Supplied material
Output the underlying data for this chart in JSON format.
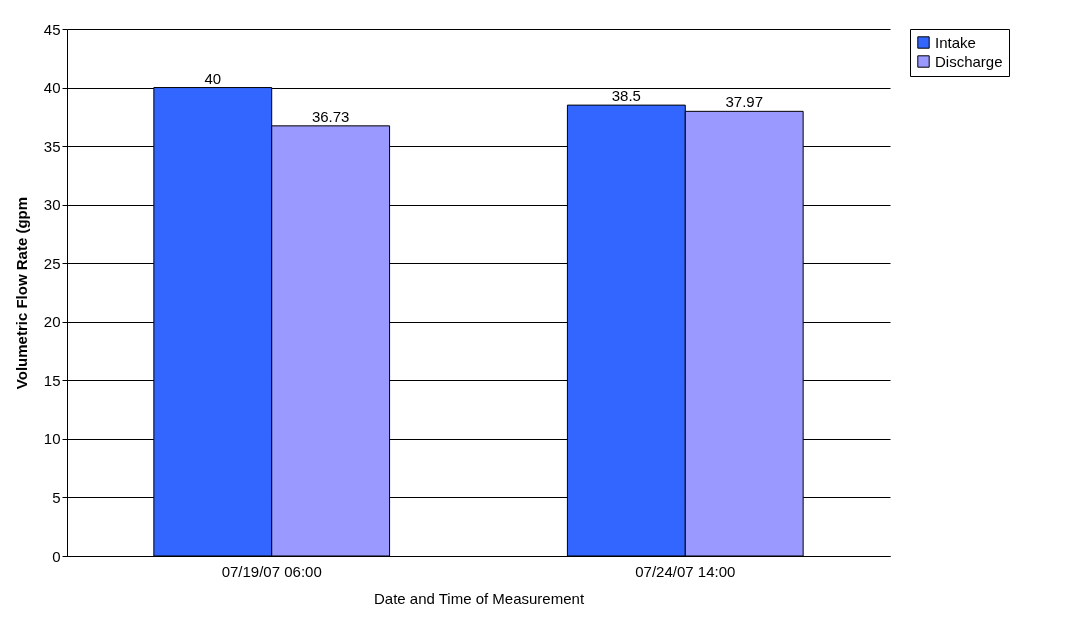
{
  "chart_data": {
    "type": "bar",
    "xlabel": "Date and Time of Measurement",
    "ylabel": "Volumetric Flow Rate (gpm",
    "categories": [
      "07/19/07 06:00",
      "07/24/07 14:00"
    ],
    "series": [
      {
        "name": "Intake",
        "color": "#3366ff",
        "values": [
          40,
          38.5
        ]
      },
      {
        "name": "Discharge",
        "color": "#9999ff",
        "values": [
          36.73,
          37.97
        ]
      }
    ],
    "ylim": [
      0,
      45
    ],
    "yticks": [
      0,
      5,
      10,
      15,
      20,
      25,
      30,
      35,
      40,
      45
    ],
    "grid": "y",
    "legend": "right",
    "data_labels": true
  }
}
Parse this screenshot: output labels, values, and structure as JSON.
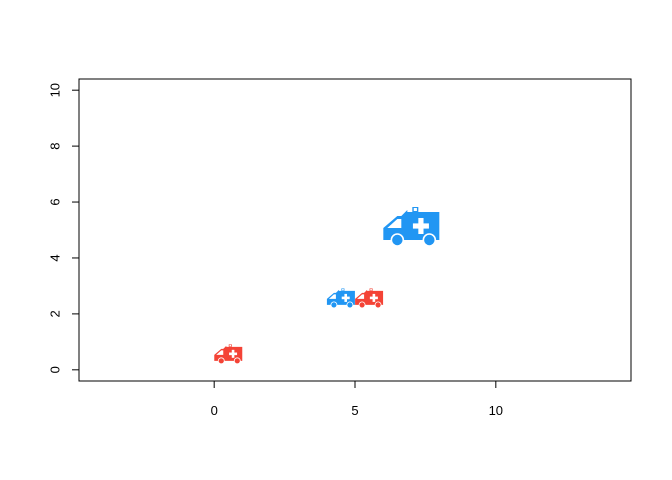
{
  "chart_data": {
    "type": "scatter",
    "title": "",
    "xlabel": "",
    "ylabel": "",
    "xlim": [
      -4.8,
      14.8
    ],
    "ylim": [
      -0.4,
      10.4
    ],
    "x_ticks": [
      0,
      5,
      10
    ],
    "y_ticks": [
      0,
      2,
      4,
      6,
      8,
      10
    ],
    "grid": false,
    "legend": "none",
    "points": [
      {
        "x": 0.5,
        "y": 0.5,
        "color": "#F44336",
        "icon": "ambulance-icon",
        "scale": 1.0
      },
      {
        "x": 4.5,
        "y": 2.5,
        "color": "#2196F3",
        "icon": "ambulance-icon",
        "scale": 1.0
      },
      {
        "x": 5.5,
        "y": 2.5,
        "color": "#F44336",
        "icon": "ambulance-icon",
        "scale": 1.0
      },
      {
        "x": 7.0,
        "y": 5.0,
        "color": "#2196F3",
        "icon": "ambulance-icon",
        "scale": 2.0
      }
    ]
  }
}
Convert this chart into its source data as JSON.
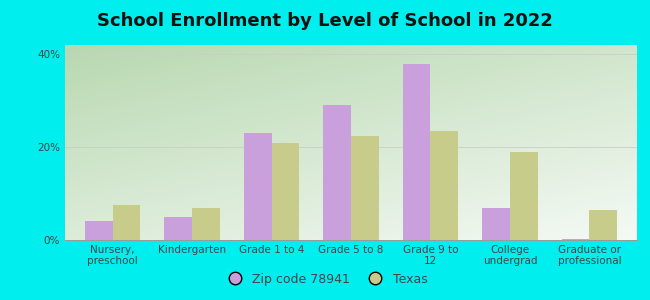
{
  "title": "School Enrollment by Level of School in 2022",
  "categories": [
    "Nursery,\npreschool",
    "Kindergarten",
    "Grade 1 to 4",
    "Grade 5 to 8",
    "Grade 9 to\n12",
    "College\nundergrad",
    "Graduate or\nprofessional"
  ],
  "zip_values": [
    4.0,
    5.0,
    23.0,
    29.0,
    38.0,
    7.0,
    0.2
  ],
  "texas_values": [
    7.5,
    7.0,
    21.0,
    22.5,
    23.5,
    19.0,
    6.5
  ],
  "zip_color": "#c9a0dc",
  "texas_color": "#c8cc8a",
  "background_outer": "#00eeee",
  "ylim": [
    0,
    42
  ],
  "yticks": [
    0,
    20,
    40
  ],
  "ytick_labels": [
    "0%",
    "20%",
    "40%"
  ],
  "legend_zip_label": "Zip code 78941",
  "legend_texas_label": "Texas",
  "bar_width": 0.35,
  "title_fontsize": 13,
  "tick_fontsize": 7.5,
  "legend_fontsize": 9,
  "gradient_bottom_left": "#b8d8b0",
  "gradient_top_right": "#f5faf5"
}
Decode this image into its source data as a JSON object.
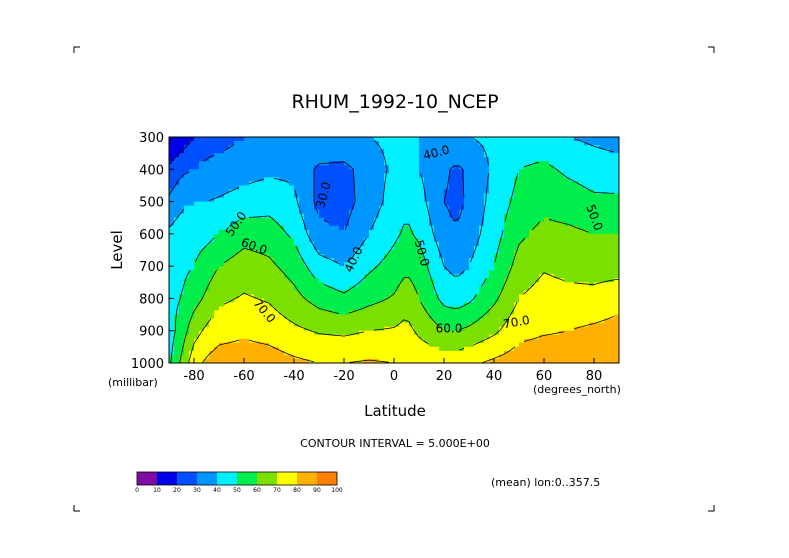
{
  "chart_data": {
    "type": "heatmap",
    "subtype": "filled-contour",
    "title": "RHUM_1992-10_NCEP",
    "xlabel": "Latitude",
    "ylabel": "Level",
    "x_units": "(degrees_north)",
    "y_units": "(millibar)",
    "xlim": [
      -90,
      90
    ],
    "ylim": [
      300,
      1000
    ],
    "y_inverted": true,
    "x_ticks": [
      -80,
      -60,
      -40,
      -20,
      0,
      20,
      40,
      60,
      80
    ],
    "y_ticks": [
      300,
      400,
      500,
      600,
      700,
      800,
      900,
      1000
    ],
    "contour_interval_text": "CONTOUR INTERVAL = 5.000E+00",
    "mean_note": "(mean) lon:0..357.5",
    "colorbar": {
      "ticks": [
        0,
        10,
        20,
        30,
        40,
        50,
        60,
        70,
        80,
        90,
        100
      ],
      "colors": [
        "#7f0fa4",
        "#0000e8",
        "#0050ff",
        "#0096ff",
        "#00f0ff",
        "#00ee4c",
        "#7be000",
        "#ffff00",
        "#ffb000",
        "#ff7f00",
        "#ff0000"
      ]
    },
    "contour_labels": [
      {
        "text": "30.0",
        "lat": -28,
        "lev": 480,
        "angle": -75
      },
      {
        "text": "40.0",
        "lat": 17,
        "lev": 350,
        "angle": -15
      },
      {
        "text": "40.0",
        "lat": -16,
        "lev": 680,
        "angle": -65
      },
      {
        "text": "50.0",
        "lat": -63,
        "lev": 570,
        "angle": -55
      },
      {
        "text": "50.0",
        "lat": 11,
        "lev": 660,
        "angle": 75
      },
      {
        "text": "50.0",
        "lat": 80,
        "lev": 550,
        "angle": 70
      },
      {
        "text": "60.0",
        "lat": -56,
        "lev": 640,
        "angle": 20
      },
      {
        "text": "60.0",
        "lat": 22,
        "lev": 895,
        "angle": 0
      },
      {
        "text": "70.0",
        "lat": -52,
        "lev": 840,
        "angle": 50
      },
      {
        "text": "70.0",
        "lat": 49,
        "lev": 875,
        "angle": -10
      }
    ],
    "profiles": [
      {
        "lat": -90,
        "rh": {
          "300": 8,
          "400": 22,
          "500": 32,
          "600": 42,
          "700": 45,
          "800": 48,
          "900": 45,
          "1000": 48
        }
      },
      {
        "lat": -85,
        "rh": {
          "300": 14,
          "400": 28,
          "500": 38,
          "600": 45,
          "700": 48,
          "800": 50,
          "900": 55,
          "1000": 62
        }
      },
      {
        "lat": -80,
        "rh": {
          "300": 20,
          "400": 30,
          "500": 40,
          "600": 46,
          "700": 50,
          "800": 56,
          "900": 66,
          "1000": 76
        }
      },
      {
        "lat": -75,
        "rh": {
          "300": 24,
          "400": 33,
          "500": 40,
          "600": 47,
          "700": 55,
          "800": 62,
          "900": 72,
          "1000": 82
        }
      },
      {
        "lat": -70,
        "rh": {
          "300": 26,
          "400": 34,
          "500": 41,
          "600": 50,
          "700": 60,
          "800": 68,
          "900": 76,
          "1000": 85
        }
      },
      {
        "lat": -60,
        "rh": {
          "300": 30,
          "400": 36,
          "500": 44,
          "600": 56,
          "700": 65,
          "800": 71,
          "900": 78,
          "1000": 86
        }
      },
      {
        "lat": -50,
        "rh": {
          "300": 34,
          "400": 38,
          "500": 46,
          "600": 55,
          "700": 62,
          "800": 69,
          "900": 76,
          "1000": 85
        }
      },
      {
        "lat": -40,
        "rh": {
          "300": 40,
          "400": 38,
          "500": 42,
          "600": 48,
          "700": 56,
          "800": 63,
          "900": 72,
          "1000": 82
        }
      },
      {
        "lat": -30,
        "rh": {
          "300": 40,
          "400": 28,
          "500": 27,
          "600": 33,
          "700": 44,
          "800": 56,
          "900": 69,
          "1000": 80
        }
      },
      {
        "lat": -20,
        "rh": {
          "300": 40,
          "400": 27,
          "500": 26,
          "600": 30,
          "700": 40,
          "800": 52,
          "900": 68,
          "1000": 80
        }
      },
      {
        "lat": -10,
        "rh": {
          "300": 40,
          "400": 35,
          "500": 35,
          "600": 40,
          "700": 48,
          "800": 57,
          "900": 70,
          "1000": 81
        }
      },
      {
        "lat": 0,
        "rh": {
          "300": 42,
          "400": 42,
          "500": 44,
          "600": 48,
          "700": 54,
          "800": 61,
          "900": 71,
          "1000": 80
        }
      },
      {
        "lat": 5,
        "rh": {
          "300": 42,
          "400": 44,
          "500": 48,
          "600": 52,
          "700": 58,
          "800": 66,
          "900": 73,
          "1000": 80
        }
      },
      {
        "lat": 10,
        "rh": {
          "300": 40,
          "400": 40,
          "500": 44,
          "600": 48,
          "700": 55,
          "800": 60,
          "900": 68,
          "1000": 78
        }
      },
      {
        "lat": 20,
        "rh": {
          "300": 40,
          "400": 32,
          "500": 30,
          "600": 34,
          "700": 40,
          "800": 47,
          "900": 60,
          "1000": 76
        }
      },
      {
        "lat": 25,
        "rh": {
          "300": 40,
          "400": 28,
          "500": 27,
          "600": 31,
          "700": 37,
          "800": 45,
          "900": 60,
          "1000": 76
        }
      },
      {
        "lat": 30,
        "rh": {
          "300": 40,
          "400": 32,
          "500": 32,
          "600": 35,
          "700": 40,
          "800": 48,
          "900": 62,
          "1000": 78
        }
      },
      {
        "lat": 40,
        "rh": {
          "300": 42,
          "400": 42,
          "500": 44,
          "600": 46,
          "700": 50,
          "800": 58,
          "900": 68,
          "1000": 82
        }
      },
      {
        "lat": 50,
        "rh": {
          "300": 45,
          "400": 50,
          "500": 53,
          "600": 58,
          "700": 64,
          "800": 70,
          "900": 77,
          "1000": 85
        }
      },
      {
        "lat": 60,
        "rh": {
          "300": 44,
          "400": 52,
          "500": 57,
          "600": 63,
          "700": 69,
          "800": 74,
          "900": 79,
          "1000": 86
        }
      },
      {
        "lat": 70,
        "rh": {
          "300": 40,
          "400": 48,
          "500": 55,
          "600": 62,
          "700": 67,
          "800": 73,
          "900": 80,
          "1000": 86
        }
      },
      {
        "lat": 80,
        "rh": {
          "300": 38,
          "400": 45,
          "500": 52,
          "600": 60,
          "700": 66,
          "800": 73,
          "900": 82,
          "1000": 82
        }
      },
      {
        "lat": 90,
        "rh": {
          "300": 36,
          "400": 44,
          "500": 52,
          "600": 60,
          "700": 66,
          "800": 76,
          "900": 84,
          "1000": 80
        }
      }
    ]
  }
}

Work to do
In the listing above, find the lines holding the word "source" and copy them.

Written answer
Convert this chart into its source data as JSON.
Decode this image into its source data as a JSON object.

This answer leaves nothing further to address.